** BEGIN Extracted information **

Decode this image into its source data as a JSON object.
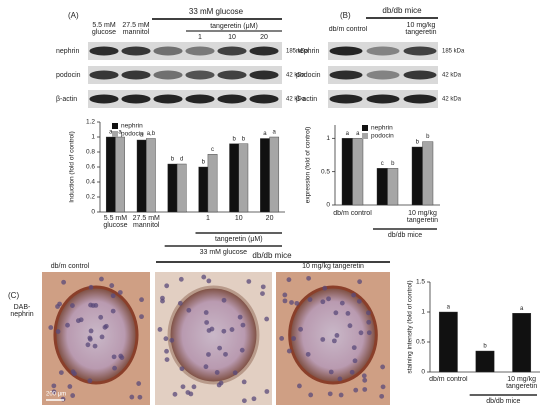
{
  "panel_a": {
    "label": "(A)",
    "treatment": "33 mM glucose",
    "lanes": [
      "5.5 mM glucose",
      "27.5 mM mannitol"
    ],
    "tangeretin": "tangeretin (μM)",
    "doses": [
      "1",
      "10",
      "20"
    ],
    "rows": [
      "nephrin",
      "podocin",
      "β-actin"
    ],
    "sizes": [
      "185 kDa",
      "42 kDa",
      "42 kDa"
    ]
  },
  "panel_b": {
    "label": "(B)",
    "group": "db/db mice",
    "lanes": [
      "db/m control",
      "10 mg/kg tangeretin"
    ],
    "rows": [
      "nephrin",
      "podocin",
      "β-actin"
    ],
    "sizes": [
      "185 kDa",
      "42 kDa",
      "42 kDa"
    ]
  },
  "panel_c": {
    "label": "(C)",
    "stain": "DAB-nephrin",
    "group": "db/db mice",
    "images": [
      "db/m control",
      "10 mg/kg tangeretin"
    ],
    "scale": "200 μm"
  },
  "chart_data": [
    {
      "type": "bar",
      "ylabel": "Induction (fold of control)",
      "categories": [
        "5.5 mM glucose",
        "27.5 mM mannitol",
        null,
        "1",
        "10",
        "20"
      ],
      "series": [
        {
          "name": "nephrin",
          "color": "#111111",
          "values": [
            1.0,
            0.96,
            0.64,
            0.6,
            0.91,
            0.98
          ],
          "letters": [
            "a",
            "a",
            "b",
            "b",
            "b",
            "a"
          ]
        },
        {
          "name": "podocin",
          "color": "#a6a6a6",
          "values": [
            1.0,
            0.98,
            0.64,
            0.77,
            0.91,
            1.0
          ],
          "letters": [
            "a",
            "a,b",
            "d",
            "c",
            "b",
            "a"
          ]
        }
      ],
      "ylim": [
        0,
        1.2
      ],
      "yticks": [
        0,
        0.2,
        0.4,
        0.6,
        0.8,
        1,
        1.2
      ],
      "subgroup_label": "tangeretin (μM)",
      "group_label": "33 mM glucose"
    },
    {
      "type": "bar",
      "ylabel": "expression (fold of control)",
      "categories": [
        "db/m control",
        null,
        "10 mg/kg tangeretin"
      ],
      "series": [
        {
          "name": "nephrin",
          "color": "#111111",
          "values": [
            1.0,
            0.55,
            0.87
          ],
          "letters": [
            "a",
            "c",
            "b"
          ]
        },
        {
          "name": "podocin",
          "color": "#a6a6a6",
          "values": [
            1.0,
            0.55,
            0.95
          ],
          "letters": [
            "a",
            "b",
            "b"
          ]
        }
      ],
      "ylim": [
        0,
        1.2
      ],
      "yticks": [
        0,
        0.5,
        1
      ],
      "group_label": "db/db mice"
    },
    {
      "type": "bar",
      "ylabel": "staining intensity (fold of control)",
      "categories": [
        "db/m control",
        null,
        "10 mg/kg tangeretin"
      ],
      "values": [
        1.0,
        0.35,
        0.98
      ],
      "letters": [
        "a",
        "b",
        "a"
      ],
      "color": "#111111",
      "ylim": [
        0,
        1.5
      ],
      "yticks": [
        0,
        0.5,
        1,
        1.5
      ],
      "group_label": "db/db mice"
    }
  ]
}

** END Extracted information **
** BEGIN Extracted information **

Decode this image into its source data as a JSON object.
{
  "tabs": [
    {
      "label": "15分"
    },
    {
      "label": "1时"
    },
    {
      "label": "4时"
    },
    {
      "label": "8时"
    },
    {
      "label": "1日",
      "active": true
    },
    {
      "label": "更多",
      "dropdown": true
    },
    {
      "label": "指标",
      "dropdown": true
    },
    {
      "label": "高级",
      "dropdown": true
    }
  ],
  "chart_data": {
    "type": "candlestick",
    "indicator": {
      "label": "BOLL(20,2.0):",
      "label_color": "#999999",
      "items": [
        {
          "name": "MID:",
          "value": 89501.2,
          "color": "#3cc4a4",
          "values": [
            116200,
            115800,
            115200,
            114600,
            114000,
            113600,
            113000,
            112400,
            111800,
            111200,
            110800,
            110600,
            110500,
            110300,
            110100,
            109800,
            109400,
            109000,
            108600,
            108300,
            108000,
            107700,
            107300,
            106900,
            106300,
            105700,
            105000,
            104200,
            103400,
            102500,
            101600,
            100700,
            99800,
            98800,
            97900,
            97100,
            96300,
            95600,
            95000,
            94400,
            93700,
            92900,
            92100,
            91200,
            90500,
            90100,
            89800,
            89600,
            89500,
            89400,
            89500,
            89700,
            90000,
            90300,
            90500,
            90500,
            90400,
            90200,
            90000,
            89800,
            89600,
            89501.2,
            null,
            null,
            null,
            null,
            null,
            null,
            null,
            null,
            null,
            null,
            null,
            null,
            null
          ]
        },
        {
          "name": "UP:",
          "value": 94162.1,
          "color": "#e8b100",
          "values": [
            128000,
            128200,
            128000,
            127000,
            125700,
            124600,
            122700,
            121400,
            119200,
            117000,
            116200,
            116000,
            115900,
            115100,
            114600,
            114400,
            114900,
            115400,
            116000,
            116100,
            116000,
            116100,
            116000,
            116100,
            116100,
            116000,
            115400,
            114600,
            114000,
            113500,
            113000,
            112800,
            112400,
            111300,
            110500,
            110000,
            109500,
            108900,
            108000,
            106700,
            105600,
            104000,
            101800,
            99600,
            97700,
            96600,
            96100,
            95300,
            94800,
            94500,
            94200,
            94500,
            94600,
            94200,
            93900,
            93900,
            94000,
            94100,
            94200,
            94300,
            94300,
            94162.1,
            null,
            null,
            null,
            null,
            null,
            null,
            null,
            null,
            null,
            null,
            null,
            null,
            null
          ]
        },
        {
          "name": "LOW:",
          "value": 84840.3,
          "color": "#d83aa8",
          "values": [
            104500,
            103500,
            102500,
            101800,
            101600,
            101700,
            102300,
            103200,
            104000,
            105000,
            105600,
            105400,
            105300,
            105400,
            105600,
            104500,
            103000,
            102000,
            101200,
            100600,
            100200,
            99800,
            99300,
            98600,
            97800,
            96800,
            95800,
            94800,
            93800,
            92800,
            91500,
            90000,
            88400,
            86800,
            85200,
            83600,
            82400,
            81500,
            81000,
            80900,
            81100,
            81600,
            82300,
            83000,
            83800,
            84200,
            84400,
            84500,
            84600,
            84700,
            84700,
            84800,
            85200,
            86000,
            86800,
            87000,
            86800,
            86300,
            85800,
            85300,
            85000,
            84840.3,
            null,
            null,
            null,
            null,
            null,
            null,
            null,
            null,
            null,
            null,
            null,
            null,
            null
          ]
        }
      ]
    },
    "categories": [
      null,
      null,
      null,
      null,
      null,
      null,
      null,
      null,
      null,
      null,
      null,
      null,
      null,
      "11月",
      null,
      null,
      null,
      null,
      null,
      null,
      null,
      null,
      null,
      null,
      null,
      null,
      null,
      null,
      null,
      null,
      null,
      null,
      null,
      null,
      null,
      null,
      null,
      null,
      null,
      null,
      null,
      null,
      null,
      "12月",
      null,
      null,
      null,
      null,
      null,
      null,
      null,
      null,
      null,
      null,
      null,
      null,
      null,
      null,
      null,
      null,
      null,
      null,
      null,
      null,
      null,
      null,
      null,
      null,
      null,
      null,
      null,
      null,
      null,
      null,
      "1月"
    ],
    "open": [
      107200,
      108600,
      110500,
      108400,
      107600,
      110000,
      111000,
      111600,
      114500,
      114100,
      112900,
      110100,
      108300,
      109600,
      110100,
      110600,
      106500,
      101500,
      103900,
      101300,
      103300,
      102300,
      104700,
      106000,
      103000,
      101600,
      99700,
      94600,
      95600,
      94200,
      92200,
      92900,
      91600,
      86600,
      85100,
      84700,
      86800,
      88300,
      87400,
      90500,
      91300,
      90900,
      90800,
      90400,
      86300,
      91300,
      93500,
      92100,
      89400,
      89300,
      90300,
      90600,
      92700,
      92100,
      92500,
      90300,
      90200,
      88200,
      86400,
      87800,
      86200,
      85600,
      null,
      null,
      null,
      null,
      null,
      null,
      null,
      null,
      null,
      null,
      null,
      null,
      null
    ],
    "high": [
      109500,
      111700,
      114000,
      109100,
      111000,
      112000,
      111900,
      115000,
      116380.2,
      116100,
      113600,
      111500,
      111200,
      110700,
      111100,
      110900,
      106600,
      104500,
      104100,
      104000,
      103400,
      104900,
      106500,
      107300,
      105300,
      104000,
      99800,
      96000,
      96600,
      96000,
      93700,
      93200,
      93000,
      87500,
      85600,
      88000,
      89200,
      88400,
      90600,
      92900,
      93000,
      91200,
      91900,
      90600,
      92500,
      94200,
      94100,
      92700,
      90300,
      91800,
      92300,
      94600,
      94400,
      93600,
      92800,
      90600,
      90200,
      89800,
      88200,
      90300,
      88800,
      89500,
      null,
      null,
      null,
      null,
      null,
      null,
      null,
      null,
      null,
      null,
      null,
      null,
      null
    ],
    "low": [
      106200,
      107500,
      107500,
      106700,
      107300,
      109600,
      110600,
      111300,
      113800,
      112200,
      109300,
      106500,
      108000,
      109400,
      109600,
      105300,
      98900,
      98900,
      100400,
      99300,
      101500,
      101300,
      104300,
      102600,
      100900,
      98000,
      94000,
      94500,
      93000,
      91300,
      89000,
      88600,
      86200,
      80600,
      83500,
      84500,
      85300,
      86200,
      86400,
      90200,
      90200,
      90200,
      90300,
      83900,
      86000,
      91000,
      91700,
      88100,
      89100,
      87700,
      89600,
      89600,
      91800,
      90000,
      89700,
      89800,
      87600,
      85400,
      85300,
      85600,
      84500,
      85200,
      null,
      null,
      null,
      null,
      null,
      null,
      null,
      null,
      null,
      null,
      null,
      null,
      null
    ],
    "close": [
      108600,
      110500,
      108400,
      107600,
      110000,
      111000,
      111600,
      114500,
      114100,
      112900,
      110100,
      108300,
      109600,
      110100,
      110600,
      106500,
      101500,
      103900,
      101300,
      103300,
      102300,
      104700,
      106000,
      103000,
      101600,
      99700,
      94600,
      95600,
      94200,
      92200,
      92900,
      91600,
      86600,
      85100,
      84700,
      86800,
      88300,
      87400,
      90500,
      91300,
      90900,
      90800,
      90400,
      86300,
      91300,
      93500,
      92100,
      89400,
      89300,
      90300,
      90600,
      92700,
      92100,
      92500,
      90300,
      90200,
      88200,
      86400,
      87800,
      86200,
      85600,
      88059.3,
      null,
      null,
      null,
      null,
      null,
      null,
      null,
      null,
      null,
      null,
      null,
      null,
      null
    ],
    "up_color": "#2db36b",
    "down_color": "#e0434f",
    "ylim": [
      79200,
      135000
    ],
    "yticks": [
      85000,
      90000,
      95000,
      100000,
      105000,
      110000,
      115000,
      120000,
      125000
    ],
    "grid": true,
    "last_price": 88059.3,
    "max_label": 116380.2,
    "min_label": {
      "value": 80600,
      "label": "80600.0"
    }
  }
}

** END Extracted information **
** BEGIN Extracted information **

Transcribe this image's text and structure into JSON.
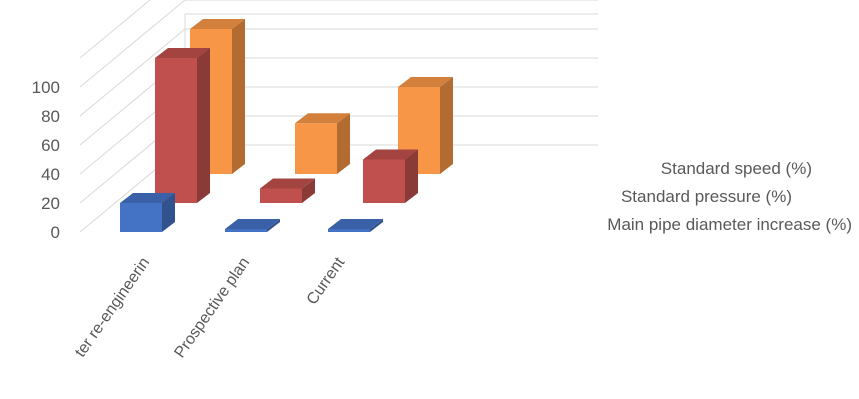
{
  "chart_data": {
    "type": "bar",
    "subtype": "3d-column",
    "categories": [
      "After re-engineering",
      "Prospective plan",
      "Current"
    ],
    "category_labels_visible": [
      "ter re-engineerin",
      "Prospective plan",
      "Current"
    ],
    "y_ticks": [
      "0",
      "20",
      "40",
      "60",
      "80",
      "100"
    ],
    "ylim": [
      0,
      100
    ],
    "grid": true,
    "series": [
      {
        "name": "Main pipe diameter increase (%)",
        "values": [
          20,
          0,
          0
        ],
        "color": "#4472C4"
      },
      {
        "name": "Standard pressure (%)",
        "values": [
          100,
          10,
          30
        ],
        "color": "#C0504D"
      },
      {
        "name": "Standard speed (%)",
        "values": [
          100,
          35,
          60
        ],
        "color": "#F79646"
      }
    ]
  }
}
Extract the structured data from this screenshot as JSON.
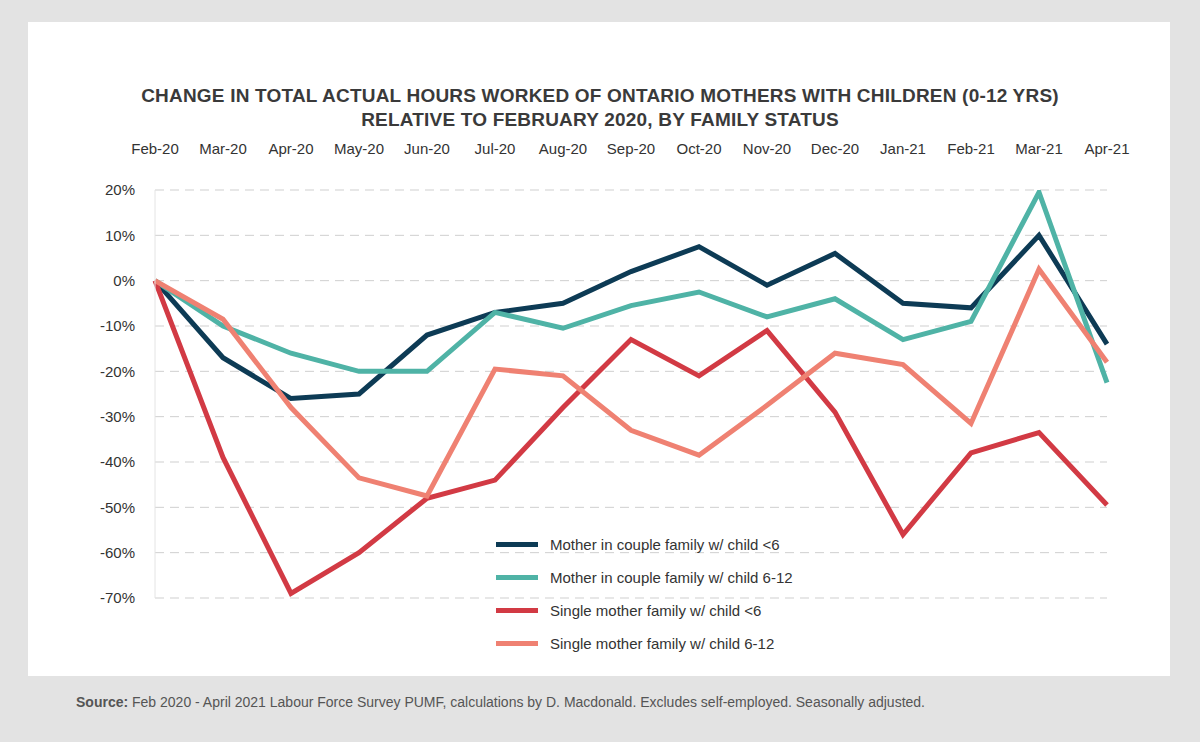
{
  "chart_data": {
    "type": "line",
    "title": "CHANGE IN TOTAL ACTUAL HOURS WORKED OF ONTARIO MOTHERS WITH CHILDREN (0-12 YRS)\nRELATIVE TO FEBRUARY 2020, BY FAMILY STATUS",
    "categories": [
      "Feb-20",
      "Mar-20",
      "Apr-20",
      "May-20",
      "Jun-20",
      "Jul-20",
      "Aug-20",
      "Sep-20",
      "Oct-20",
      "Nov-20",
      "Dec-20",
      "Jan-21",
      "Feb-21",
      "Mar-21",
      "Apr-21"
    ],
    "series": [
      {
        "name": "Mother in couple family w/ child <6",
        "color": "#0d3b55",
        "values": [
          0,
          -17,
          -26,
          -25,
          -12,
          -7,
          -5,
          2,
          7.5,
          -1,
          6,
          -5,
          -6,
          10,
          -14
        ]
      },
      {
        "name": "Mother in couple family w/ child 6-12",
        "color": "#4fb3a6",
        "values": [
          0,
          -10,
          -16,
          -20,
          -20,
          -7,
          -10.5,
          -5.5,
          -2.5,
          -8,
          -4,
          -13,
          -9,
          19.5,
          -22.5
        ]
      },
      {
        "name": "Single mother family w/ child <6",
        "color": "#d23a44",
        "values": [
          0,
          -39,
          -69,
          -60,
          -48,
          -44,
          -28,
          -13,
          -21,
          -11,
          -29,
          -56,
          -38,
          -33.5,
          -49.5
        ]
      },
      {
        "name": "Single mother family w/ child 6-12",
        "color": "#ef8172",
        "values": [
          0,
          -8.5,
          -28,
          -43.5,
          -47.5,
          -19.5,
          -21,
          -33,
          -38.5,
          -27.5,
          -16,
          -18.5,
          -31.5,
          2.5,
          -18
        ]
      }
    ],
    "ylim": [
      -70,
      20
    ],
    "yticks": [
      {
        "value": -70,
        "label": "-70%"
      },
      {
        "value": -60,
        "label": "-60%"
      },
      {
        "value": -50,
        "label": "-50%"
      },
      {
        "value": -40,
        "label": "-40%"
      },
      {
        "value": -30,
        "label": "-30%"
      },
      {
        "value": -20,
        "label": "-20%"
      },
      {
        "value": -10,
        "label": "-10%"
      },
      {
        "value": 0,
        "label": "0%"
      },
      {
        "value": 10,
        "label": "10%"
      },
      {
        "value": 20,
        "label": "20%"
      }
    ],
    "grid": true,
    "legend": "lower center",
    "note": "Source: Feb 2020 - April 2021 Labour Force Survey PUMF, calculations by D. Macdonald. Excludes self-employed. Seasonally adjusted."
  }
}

** END Extracted information **

Return a copy of every line that includes the word "Standard".

Exercise solution:
        "name": "Standard pressure (%)",
        "name": "Standard speed (%)",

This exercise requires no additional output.